### Exercise task
Identify the lines that include the word "Billions", then copy all of them.

● ● ●

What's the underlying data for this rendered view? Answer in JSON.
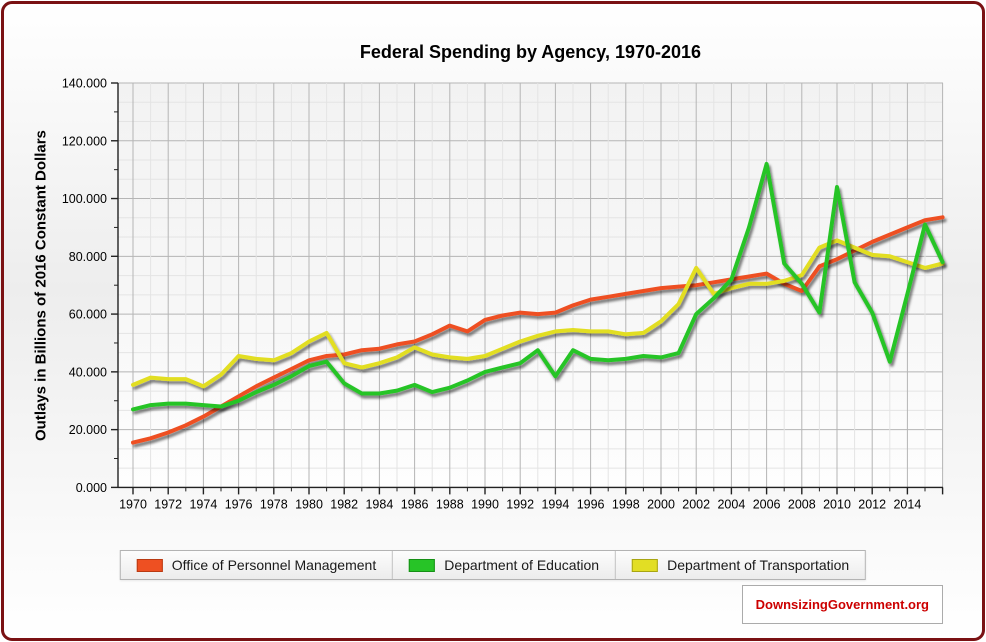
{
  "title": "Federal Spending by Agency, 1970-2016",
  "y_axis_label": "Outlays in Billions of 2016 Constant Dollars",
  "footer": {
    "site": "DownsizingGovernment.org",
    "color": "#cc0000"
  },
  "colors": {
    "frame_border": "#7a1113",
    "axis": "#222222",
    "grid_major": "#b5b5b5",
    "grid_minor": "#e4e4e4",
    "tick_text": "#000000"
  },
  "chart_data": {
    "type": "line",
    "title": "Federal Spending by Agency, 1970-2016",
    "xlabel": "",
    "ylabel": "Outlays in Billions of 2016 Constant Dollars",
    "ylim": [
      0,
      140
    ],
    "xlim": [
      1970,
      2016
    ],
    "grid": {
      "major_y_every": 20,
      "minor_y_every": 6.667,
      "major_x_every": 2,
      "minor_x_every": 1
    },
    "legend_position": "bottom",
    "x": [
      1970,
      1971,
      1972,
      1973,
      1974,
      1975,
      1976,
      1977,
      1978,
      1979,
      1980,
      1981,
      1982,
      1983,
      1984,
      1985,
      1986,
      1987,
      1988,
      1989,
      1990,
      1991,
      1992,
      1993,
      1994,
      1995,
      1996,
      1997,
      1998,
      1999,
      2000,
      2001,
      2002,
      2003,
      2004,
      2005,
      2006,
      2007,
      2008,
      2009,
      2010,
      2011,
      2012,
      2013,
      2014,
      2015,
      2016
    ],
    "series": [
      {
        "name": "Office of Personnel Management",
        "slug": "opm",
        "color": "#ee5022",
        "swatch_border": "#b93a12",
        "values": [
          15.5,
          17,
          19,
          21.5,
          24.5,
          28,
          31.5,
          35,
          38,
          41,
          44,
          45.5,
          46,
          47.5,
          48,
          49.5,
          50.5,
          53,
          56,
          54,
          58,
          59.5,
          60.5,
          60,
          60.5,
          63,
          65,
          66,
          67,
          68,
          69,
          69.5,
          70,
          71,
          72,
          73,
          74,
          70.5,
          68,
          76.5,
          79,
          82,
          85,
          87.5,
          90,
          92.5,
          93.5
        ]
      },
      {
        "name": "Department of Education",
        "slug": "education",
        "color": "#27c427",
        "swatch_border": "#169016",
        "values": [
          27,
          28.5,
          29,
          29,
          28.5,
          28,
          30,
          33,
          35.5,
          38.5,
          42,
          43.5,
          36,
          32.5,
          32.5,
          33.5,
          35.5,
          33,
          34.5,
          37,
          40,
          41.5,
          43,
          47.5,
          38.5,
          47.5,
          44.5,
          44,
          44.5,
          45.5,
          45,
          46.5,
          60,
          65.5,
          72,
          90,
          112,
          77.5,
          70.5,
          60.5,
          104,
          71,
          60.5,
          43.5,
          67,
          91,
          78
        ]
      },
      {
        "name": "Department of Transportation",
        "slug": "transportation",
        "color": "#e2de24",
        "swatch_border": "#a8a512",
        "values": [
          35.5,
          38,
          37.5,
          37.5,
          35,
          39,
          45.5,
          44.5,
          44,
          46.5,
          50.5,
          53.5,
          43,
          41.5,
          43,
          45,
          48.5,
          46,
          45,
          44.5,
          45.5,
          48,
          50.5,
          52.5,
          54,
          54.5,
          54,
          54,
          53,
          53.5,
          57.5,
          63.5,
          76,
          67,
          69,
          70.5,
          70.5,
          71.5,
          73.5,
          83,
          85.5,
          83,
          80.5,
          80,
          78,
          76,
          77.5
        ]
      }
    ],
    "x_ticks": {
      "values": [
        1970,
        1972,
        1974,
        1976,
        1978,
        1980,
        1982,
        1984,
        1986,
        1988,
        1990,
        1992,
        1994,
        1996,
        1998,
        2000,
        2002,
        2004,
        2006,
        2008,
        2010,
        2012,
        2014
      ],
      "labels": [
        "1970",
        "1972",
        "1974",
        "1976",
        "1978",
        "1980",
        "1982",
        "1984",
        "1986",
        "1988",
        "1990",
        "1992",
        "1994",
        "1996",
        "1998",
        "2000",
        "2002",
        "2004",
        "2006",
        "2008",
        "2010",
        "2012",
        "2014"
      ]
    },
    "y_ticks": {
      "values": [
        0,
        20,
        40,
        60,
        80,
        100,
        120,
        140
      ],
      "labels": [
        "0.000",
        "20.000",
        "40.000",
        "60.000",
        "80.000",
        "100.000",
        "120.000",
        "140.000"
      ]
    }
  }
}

● ● ●

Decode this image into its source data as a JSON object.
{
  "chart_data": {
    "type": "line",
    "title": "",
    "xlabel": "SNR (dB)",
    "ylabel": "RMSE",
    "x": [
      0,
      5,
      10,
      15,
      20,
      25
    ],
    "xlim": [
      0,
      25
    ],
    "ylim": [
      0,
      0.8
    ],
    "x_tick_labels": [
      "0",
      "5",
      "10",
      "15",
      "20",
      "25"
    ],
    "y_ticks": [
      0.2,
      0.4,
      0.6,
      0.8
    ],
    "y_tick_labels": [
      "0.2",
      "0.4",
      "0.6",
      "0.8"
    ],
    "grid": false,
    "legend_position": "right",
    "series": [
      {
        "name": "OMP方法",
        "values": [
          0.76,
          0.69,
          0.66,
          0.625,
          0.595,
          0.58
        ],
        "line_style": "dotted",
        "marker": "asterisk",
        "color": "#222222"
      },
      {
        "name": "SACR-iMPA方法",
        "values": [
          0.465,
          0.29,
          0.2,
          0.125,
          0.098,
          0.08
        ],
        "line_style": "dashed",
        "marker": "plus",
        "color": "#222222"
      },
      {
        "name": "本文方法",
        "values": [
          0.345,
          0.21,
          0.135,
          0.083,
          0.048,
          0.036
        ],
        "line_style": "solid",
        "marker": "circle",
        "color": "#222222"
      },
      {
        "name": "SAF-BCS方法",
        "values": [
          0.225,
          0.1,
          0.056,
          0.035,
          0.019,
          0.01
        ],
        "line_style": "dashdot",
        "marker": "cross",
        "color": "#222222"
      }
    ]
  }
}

● ● ●

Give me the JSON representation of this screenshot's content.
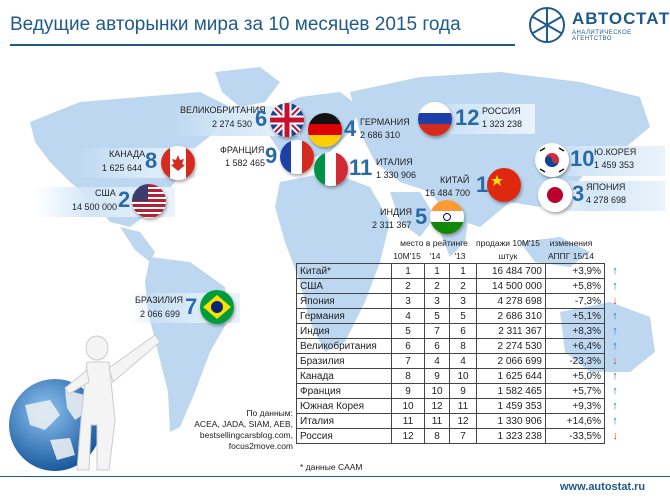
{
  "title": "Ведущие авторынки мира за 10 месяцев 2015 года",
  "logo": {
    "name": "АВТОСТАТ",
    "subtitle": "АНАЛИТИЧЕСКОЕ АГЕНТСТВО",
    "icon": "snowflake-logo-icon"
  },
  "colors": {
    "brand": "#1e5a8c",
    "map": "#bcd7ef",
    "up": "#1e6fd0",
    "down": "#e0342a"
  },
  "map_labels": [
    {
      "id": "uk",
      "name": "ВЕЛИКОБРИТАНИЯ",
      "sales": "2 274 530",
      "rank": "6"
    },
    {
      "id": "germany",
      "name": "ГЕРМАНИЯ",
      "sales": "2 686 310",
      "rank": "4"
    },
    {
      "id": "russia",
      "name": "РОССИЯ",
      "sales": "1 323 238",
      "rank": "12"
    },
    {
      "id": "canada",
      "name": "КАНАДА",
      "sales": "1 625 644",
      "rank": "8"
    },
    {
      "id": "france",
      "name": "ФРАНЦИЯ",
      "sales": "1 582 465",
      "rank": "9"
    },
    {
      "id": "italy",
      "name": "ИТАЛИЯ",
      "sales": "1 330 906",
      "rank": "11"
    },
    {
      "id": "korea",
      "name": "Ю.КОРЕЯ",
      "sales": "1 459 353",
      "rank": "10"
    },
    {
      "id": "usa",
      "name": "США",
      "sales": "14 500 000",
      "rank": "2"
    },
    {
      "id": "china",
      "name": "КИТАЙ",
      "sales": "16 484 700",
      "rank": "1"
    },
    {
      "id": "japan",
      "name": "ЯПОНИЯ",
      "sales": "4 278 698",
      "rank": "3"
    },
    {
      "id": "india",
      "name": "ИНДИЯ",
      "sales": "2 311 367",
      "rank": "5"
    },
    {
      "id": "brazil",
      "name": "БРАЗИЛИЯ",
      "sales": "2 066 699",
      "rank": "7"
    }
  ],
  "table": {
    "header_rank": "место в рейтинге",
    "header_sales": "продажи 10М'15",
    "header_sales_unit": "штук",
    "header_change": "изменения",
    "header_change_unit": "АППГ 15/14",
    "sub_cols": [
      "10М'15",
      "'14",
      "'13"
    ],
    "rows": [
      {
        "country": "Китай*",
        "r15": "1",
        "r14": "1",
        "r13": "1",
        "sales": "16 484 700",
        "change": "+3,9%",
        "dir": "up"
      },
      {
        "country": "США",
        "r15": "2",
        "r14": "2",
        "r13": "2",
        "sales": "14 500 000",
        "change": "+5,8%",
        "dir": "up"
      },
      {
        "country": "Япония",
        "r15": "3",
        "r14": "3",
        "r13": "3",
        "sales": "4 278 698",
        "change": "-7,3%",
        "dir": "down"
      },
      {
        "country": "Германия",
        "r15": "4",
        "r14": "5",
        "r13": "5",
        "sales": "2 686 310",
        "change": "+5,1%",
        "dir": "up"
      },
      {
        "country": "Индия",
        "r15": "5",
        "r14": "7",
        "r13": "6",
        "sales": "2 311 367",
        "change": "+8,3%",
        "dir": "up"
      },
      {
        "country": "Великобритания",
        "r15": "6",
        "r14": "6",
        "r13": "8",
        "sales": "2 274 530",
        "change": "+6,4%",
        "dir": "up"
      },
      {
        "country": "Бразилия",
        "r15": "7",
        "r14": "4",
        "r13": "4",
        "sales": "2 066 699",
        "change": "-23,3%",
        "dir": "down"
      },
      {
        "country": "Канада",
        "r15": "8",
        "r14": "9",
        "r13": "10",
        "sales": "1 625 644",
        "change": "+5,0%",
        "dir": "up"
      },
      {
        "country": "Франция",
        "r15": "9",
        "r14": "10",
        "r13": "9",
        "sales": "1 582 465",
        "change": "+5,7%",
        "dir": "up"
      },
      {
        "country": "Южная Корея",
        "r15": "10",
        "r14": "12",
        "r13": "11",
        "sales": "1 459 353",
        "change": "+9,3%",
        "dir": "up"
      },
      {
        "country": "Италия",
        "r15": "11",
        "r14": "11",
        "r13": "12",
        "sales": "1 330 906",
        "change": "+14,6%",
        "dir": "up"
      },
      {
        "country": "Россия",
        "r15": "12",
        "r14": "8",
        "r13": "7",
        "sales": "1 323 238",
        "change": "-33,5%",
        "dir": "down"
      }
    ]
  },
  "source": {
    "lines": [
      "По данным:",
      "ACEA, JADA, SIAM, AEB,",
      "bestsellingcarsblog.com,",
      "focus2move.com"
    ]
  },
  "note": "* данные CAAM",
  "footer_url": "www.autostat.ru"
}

● ● ●

### Output of the task
  "y_axis_label": "Outlays in Billions of 2016 Constant Dollars",
    "ylabel": "Outlays in Billions of 2016 Constant Dollars",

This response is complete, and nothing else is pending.